Can you output the records below exactly as they are written?
╭─ Material provided
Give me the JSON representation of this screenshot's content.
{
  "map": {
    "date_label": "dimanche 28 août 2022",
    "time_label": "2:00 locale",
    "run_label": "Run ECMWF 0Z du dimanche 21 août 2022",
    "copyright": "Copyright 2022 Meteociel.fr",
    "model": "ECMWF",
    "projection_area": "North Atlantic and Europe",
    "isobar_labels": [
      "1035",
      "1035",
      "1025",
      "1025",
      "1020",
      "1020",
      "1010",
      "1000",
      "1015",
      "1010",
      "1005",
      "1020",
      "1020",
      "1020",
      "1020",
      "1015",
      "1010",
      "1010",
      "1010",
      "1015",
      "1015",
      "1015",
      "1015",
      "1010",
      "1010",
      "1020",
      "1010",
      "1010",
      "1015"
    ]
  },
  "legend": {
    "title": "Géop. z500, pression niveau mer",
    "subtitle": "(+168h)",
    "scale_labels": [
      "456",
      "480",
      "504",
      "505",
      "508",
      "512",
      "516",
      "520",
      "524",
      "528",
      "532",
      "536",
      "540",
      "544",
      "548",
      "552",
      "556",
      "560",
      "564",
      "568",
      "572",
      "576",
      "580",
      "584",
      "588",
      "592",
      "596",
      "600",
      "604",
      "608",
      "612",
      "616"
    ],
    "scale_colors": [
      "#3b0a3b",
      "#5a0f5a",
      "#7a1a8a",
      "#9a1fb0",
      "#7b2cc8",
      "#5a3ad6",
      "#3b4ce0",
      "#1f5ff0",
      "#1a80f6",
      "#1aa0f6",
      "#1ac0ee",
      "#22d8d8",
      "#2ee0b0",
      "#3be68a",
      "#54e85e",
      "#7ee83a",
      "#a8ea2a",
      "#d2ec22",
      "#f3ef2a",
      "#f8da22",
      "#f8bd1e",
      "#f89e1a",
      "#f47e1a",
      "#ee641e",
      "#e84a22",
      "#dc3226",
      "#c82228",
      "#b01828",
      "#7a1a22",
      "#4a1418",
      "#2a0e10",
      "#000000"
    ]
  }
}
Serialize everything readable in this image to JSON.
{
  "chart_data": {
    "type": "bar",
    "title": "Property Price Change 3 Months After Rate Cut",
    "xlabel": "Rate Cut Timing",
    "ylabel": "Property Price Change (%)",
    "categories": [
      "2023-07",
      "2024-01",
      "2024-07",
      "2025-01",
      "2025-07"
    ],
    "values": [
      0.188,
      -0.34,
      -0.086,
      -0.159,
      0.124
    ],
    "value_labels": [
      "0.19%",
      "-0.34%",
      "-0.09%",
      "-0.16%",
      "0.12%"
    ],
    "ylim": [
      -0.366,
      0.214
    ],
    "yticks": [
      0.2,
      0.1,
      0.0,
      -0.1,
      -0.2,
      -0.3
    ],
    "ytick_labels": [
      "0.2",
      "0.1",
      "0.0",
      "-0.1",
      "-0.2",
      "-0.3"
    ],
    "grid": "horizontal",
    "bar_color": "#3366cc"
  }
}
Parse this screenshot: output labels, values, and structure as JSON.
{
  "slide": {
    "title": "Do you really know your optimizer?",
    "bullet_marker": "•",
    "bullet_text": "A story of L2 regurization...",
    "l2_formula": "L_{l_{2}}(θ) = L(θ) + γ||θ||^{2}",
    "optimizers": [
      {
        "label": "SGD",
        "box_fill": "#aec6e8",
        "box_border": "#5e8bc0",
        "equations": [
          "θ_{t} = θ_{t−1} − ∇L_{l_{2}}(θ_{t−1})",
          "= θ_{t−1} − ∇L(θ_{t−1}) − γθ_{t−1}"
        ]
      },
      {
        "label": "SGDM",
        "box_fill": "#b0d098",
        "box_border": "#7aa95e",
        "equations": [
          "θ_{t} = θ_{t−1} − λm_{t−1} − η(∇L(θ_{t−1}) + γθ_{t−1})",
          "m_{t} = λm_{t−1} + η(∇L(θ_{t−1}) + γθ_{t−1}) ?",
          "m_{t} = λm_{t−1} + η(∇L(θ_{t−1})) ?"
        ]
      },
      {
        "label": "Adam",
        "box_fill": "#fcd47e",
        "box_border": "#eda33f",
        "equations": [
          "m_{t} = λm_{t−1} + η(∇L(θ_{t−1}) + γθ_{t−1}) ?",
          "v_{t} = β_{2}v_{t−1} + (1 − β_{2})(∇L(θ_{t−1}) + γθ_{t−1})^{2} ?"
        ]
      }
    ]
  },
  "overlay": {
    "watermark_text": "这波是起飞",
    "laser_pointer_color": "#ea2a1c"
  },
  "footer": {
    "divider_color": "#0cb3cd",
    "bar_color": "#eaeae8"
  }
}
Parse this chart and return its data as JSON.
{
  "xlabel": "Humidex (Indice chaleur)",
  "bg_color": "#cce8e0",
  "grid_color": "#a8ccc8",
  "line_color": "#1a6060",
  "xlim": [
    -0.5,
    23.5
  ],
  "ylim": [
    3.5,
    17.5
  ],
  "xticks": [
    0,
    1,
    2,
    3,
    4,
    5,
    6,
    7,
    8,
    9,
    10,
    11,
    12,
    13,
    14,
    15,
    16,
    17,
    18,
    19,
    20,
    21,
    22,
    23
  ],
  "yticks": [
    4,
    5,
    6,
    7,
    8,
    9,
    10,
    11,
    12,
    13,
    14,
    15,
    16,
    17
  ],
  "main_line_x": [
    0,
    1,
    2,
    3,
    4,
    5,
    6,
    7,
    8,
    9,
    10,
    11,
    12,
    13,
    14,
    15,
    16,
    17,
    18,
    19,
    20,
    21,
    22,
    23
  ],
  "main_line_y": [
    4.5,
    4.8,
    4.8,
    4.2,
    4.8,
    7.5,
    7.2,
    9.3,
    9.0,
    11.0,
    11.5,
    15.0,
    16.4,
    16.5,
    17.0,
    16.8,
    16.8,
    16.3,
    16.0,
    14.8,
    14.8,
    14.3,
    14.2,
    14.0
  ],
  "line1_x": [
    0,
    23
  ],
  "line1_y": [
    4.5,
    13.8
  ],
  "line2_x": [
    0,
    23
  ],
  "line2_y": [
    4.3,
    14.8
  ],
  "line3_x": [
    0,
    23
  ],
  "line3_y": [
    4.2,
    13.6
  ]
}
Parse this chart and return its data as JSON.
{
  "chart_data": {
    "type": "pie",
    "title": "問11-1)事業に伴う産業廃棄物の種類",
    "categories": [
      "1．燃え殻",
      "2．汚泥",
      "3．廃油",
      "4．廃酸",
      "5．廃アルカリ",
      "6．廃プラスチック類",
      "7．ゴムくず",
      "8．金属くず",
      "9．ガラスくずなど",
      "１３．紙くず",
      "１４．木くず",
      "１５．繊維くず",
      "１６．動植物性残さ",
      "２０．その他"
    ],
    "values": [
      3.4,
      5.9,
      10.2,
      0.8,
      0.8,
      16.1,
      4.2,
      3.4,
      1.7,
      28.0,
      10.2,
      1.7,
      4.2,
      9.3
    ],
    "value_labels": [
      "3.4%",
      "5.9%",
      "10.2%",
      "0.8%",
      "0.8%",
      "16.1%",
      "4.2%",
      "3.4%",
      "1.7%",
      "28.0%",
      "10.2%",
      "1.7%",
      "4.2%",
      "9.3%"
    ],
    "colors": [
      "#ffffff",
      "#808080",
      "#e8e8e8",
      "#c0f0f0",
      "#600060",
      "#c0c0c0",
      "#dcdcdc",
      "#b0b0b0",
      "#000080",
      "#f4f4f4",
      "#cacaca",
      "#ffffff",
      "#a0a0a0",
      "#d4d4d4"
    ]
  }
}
╰─
## Solution to this task
Give me the JSON representation of this screenshot's content.
{
  "map": {
    "date_label": "dimanche 28 août 2022",
    "time_label": "2:00 locale",
    "run_label": "Run ECMWF 0Z du dimanche 21 août 2022",
    "copyright": "Copyright 2022 Meteociel.fr",
    "model": "ECMWF",
    "projection_area": "North Atlantic and Europe",
    "isobar_labels": [
      "1035",
      "1035",
      "1025",
      "1025",
      "1020",
      "1020",
      "1010",
      "1000",
      "1015",
      "1010",
      "1005",
      "1020",
      "1020",
      "1020",
      "1020",
      "1015",
      "1010",
      "1010",
      "1010",
      "1015",
      "1015",
      "1015",
      "1015",
      "1010",
      "1010",
      "1020",
      "1010",
      "1010",
      "1015"
    ]
  },
  "legend": {
    "title": "Géop. z500, pression niveau mer",
    "subtitle": "(+168h)",
    "scale_labels": [
      "456",
      "480",
      "504",
      "505",
      "508",
      "512",
      "516",
      "520",
      "524",
      "528",
      "532",
      "536",
      "540",
      "544",
      "548",
      "552",
      "556",
      "560",
      "564",
      "568",
      "572",
      "576",
      "580",
      "584",
      "588",
      "592",
      "596",
      "600",
      "604",
      "608",
      "612",
      "616"
    ],
    "scale_colors": [
      "#3b0a3b",
      "#5a0f5a",
      "#7a1a8a",
      "#9a1fb0",
      "#7b2cc8",
      "#5a3ad6",
      "#3b4ce0",
      "#1f5ff0",
      "#1a80f6",
      "#1aa0f6",
      "#1ac0ee",
      "#22d8d8",
      "#2ee0b0",
      "#3be68a",
      "#54e85e",
      "#7ee83a",
      "#a8ea2a",
      "#d2ec22",
      "#f3ef2a",
      "#f8da22",
      "#f8bd1e",
      "#f89e1a",
      "#f47e1a",
      "#ee641e",
      "#e84a22",
      "#dc3226",
      "#c82228",
      "#b01828",
      "#7a1a22",
      "#4a1418",
      "#2a0e10",
      "#000000"
    ]
  }
}
Serialize everything readable in this image to JSON.
{
  "chart_data": {
    "type": "bar",
    "title": "Property Price Change 3 Months After Rate Cut",
    "xlabel": "Rate Cut Timing",
    "ylabel": "Property Price Change (%)",
    "categories": [
      "2023-07",
      "2024-01",
      "2024-07",
      "2025-01",
      "2025-07"
    ],
    "values": [
      0.188,
      -0.34,
      -0.086,
      -0.159,
      0.124
    ],
    "value_labels": [
      "0.19%",
      "-0.34%",
      "-0.09%",
      "-0.16%",
      "0.12%"
    ],
    "ylim": [
      -0.366,
      0.214
    ],
    "yticks": [
      0.2,
      0.1,
      0.0,
      -0.1,
      -0.2,
      -0.3
    ],
    "ytick_labels": [
      "0.2",
      "0.1",
      "0.0",
      "-0.1",
      "-0.2",
      "-0.3"
    ],
    "grid": "horizontal",
    "bar_color": "#3366cc"
  }
}
Parse this screenshot: output labels, values, and structure as JSON.
{
  "slide": {
    "title": "Do you really know your optimizer?",
    "bullet_marker": "•",
    "bullet_text": "A story of L2 regurization...",
    "l2_formula": "L_{l_{2}}(θ) = L(θ) + γ||θ||^{2}",
    "optimizers": [
      {
        "label": "SGD",
        "box_fill": "#aec6e8",
        "box_border": "#5e8bc0",
        "equations": [
          "θ_{t} = θ_{t−1} − ∇L_{l_{2}}(θ_{t−1})",
          "= θ_{t−1} − ∇L(θ_{t−1}) − γθ_{t−1}"
        ]
      },
      {
        "label": "SGDM",
        "box_fill": "#b0d098",
        "box_border": "#7aa95e",
        "equations": [
          "θ_{t} = θ_{t−1} − λm_{t−1} − η(∇L(θ_{t−1}) + γθ_{t−1})",
          "m_{t} = λm_{t−1} + η(∇L(θ_{t−1}) + γθ_{t−1}) ?",
          "m_{t} = λm_{t−1} + η(∇L(θ_{t−1})) ?"
        ]
      },
      {
        "label": "Adam",
        "box_fill": "#fcd47e",
        "box_border": "#eda33f",
        "equations": [
          "m_{t} = λm_{t−1} + η(∇L(θ_{t−1}) + γθ_{t−1}) ?",
          "v_{t} = β_{2}v_{t−1} + (1 − β_{2})(∇L(θ_{t−1}) + γθ_{t−1})^{2} ?"
        ]
      }
    ]
  },
  "overlay": {
    "watermark_text": "这波是起飞",
    "laser_pointer_color": "#ea2a1c"
  },
  "footer": {
    "divider_color": "#0cb3cd",
    "bar_color": "#eaeae8"
  }
}
Parse this chart and return its data as JSON.
{
  "xlabel": "Humidex (Indice chaleur)",
  "bg_color": "#cce8e0",
  "grid_color": "#a8ccc8",
  "line_color": "#1a6060",
  "xlim": [
    -0.5,
    23.5
  ],
  "ylim": [
    3.5,
    17.5
  ],
  "xticks": [
    0,
    1,
    2,
    3,
    4,
    5,
    6,
    7,
    8,
    9,
    10,
    11,
    12,
    13,
    14,
    15,
    16,
    17,
    18,
    19,
    20,
    21,
    22,
    23
  ],
  "yticks": [
    4,
    5,
    6,
    7,
    8,
    9,
    10,
    11,
    12,
    13,
    14,
    15,
    16,
    17
  ],
  "main_line_x": [
    0,
    1,
    2,
    3,
    4,
    5,
    6,
    7,
    8,
    9,
    10,
    11,
    12,
    13,
    14,
    15,
    16,
    17,
    18,
    19,
    20,
    21,
    22,
    23
  ],
  "main_line_y": [
    4.5,
    4.8,
    4.8,
    4.2,
    4.8,
    7.5,
    7.2,
    9.3,
    9.0,
    11.0,
    11.5,
    15.0,
    16.4,
    16.5,
    17.0,
    16.8,
    16.8,
    16.3,
    16.0,
    14.8,
    14.8,
    14.3,
    14.2,
    14.0
  ],
  "line1_x": [
    0,
    23
  ],
  "line1_y": [
    4.5,
    13.8
  ],
  "line2_x": [
    0,
    23
  ],
  "line2_y": [
    4.3,
    14.8
  ],
  "line3_x": [
    0,
    23
  ],
  "line3_y": [
    4.2,
    13.6
  ]
}
Parse this chart and return its data as JSON.
{
  "chart_data": {
    "type": "pie",
    "title": "問11-1)事業に伴う産業廃棄物の種類",
    "categories": [
      "1．燃え殻",
      "2．汚泥",
      "3．廃油",
      "4．廃酸",
      "5．廃アルカリ",
      "6．廃プラスチック類",
      "7．ゴムくず",
      "8．金属くず",
      "9．ガラスくずなど",
      "１３．紙くず",
      "１４．木くず",
      "１５．繊維くず",
      "１６．動植物性残さ",
      "２０．その他"
    ],
    "values": [
      3.4,
      5.9,
      10.2,
      0.8,
      0.8,
      16.1,
      4.2,
      3.4,
      1.7,
      28.0,
      10.2,
      1.7,
      4.2,
      9.3
    ],
    "value_labels": [
      "3.4%",
      "5.9%",
      "10.2%",
      "0.8%",
      "0.8%",
      "16.1%",
      "4.2%",
      "3.4%",
      "1.7%",
      "28.0%",
      "10.2%",
      "1.7%",
      "4.2%",
      "9.3%"
    ],
    "colors": [
      "#ffffff",
      "#808080",
      "#e8e8e8",
      "#c0f0f0",
      "#600060",
      "#c0c0c0",
      "#dcdcdc",
      "#b0b0b0",
      "#000080",
      "#f4f4f4",
      "#cacaca",
      "#ffffff",
      "#a0a0a0",
      "#d4d4d4"
    ]
  }
}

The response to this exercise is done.